### Source passage

— start —

Thursday, August 9, 2018

"Why Some Women Don't Actually Have Privacy Rights"



" In her new book, The Poverty of Privacy Rights, Boston University law professor Khiara M. Bridges tackles the wider phenomenon underlying “Jane Crow” practices. She argues that poor women in America simply do not have privacy rights. They do not have a choice but to let the government collect private information about their reproductive and sexual choices, and physically intrude into the private spaces where they raise their kids. CityLab spoke to Bridges recently about these intrusions imposed on women who need government assistance... 

What this book does is it makes legal arguments about the nature of privacy rights in the present moment. It argues against the idea that that poor mothers have privacy before they actually accept the benefits, or that they will retain privacy—like wealthy women— if they don't take government benefits. That's just not the reality...

— end —

### Material provided
— start —

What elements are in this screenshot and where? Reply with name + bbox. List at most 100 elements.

— end —

### Task statement
Do the following statements agree with the passage on privacy rights? Answer yes or no for each, quoting the passage's deciding words.
1. The author of the book teaches law at Boston University.
2. According to the book, poor women can refuse to let the government collect information about their reproductive choices.
3. CityLab interviewed the book's author.

### Response to the task
1. Yes: "Boston University law professor Khiara M. Bridges"
2. No: "They do not have a choice but to let the government collect private information about their reproductive and sexual choices"
3. Yes: "CityLab spoke to Bridges recently"